The whole thing sounds quite rough to me as a mix, especially quite bassy, but hey, I'm not meant to be mastering yet.

You can hear it through the widget at the top of this post.


Friday, 21 December 2012

Gannin' down the Scotswood Road

Well it's been quite a while, but here I am back again in music-making mode.

About 18 years or so ago I was in a band. I've been in several bands of various kinds - this was a Soul/Rock band called "Heart & Soul" and I was mostly the bassist, but occasionally I fronted it and sang. I wrote a few songs for it too.

I wrote this one song, called "Guilty" - it was about being trapped in behaviour patterns you cannot break even though you know they are wrong, and unhelpful. Musically it was the source of many arguments between myself and our drummer. I wanted it to be in "a very fast 6/8" and tried to describe what I wanted. He claimed it was impossible. I claimed it wasn't and eventually in frustration played him a live version of Shadows In The Rain by the Police which had exactly what I wanted. He muttered something non-commital and continued to claim that it wasn't possible. We did eventually master it, a breathless rolling train of a sound with a very particular bassline.

And now the rythmn and the bassline are seeing the light of day again. And probably the tune.

I have been working on the last section of the album, which represents my commute home. I had had a crazy plan which was to strap a video camera to the bonnet of my car, and film my commute home. Then I was going to speed up the video until it was 4 minutes long, and then I was going to set it to music.

Instead one day I decided it would be nicer to use "Guilty" - it has a frantic urgency, and it's not a bad finisher for an album, rollicking with high energy. I would also reprise some of the ideas from teh album, and maybe a motif or two from previous albums. I would finish with the sound effect of going over the bridge that the album opens with.

GIVEN DATA:
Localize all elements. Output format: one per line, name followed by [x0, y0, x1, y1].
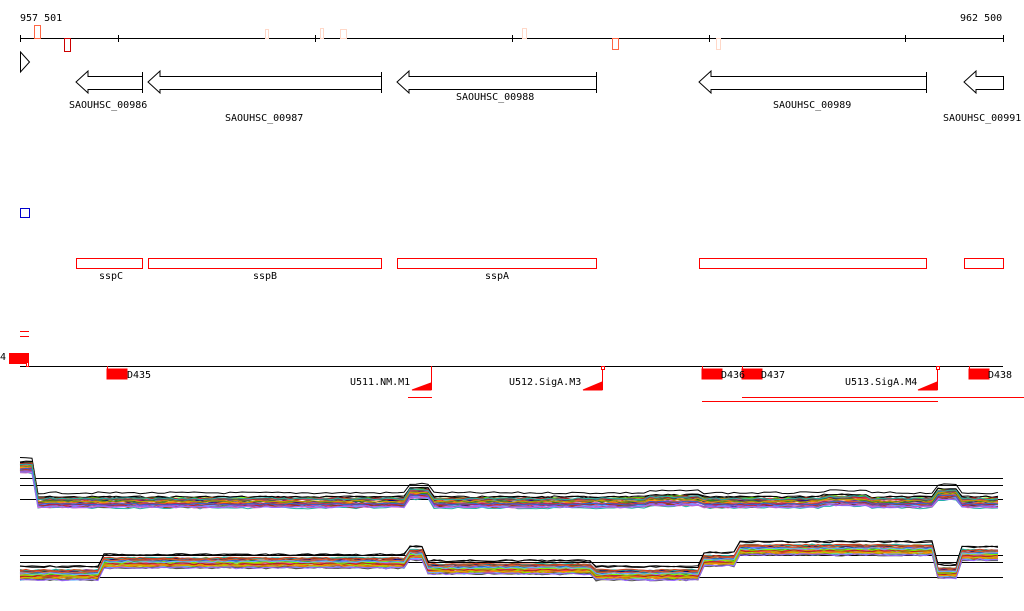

AIM 1:
Answer these about the blog post:
(a) What was the Soul/Rock band called?
(b) What time signature did the writer want for "Guilty"?
(c) What live recording did the writer play for the drummer?
AIM 2: From the blog post, extract word for word the section that opens with the words containing "Gannin' down the" and closes with "for it too.".
The listing has no part in any of this.

CORRECT RESULT 1:
(a) Heart & Soul
(b) A very fast 6/8
(c) A live version of Shadows In The Rain by the Police

CORRECT RESULT 2:
Gannin' down the Scotswood Road

Well it's been quite a while, but here I am back again in music-making mode.

About 18 years or so ago I was in a band. I've been in several bands of various kinds - this was a Soul/Rock band called "Heart & Soul" and I was mostly the bassist, but occasionally I fronted it and sang. I wrote a few songs for it too.